WORK TO COMPLETE: Transcribe every entry below word for word, but skip the pictures.
──────── RECORDED INFORMATION
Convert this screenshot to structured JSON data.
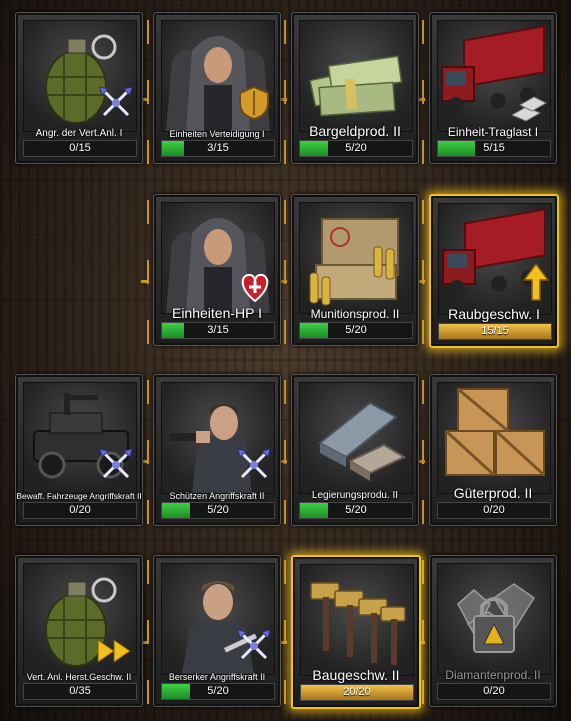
{
  "colors": {
    "accent_gold": "#f2c01e",
    "progress_green": "#2fbf3a",
    "progress_gold": "#d7a233"
  },
  "rows": [
    [
      {
        "label": "Angr. der Vert.Anl. I",
        "progress": "0/15",
        "value": 0,
        "max": 15,
        "art": "grenade",
        "badge": "crossed-swords-icon",
        "dim": false
      },
      {
        "label": "Einheiten Verteidigung I",
        "progress": "3/15",
        "value": 3,
        "max": 15,
        "art": "hooded-men",
        "badge": "shield-icon",
        "dim": false
      },
      {
        "label": "Bargeldprod. II",
        "progress": "5/20",
        "value": 5,
        "max": 20,
        "art": "cash-stacks",
        "badge": "",
        "dim": false
      },
      {
        "label": "Einheit-Traglast I",
        "progress": "5/15",
        "value": 5,
        "max": 15,
        "art": "red-truck",
        "badge": "silver-bars-icon",
        "dim": false
      }
    ],
    [
      null,
      {
        "label": "Einheiten-HP I",
        "progress": "3/15",
        "value": 3,
        "max": 15,
        "art": "hooded-men",
        "badge": "heart-plus-icon",
        "dim": false
      },
      {
        "label": "Munitionsprod. II",
        "progress": "5/20",
        "value": 5,
        "max": 20,
        "art": "ammo-crate",
        "badge": "",
        "dim": false
      },
      {
        "label": "Raubgeschw. I",
        "progress": "15/15",
        "value": 15,
        "max": 15,
        "art": "red-truck",
        "badge": "up-arrow-icon",
        "dim": false,
        "gold": true
      }
    ],
    [
      {
        "label": "Bewaff. Fahrzeuge Angriffskraft II",
        "progress": "0/20",
        "value": 0,
        "max": 20,
        "art": "armed-jeep",
        "badge": "crossed-swords-icon",
        "dim": false
      },
      {
        "label": "Schützen Angriffskraft II",
        "progress": "5/20",
        "value": 5,
        "max": 20,
        "art": "gunman",
        "badge": "crossed-swords-icon",
        "dim": false
      },
      {
        "label": "Legierungsprodu. II",
        "progress": "5/20",
        "value": 5,
        "max": 20,
        "art": "metal-ingots",
        "badge": "",
        "dim": false
      },
      {
        "label": "Güterprod. II",
        "progress": "0/20",
        "value": 0,
        "max": 20,
        "art": "wooden-crates",
        "badge": "",
        "dim": false
      }
    ],
    [
      {
        "label": "Vert. Anl. Herst.Geschw. II",
        "progress": "0/35",
        "value": 0,
        "max": 35,
        "art": "grenade",
        "badge": "fast-forward-icon",
        "dim": false
      },
      {
        "label": "Berserker Angriffskraft II",
        "progress": "5/20",
        "value": 5,
        "max": 20,
        "art": "knife-man",
        "badge": "crossed-swords-icon",
        "dim": false
      },
      {
        "label": "Baugeschw. II",
        "progress": "20/20",
        "value": 20,
        "max": 20,
        "art": "hammers",
        "badge": "",
        "dim": false,
        "gold": true
      },
      {
        "label": "Diamantenprod. II",
        "progress": "0/20",
        "value": 0,
        "max": 20,
        "art": "locked-diamonds",
        "badge": "padlock-icon",
        "dim": true
      }
    ]
  ]
}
────────────────
SOLUTION TO THIS EXERCISE:
Convert this screenshot to structured JSON data.
{
  "colors": {
    "accent_gold": "#f2c01e",
    "progress_green": "#2fbf3a",
    "progress_gold": "#d7a233"
  },
  "rows": [
    [
      {
        "label": "Angr. der Vert.Anl. I",
        "progress": "0/15",
        "value": 0,
        "max": 15,
        "art": "grenade",
        "badge": "crossed-swords-icon",
        "dim": false
      },
      {
        "label": "Einheiten Verteidigung I",
        "progress": "3/15",
        "value": 3,
        "max": 15,
        "art": "hooded-men",
        "badge": "shield-icon",
        "dim": false
      },
      {
        "label": "Bargeldprod. II",
        "progress": "5/20",
        "value": 5,
        "max": 20,
        "art": "cash-stacks",
        "badge": "",
        "dim": false
      },
      {
        "label": "Einheit-Traglast I",
        "progress": "5/15",
        "value": 5,
        "max": 15,
        "art": "red-truck",
        "badge": "silver-bars-icon",
        "dim": false
      }
    ],
    [
      null,
      {
        "label": "Einheiten-HP I",
        "progress": "3/15",
        "value": 3,
        "max": 15,
        "art": "hooded-men",
        "badge": "heart-plus-icon",
        "dim": false
      },
      {
        "label": "Munitionsprod. II",
        "progress": "5/20",
        "value": 5,
        "max": 20,
        "art": "ammo-crate",
        "badge": "",
        "dim": false
      },
      {
        "label": "Raubgeschw. I",
        "progress": "15/15",
        "value": 15,
        "max": 15,
        "art": "red-truck",
        "badge": "up-arrow-icon",
        "dim": false,
        "gold": true
      }
    ],
    [
      {
        "label": "Bewaff. Fahrzeuge Angriffskraft II",
        "progress": "0/20",
        "value": 0,
        "max": 20,
        "art": "armed-jeep",
        "badge": "crossed-swords-icon",
        "dim": false
      },
      {
        "label": "Schützen Angriffskraft II",
        "progress": "5/20",
        "value": 5,
        "max": 20,
        "art": "gunman",
        "badge": "crossed-swords-icon",
        "dim": false
      },
      {
        "label": "Legierungsprodu. II",
        "progress": "5/20",
        "value": 5,
        "max": 20,
        "art": "metal-ingots",
        "badge": "",
        "dim": false
      },
      {
        "label": "Güterprod. II",
        "progress": "0/20",
        "value": 0,
        "max": 20,
        "art": "wooden-crates",
        "badge": "",
        "dim": false
      }
    ],
    [
      {
        "label": "Vert. Anl. Herst.Geschw. II",
        "progress": "0/35",
        "value": 0,
        "max": 35,
        "art": "grenade",
        "badge": "fast-forward-icon",
        "dim": false
      },
      {
        "label": "Berserker Angriffskraft II",
        "progress": "5/20",
        "value": 5,
        "max": 20,
        "art": "knife-man",
        "badge": "crossed-swords-icon",
        "dim": false
      },
      {
        "label": "Baugeschw. II",
        "progress": "20/20",
        "value": 20,
        "max": 20,
        "art": "hammers",
        "badge": "",
        "dim": false,
        "gold": true
      },
      {
        "label": "Diamantenprod. II",
        "progress": "0/20",
        "value": 0,
        "max": 20,
        "art": "locked-diamonds",
        "badge": "padlock-icon",
        "dim": true
      }
    ]
  ]
}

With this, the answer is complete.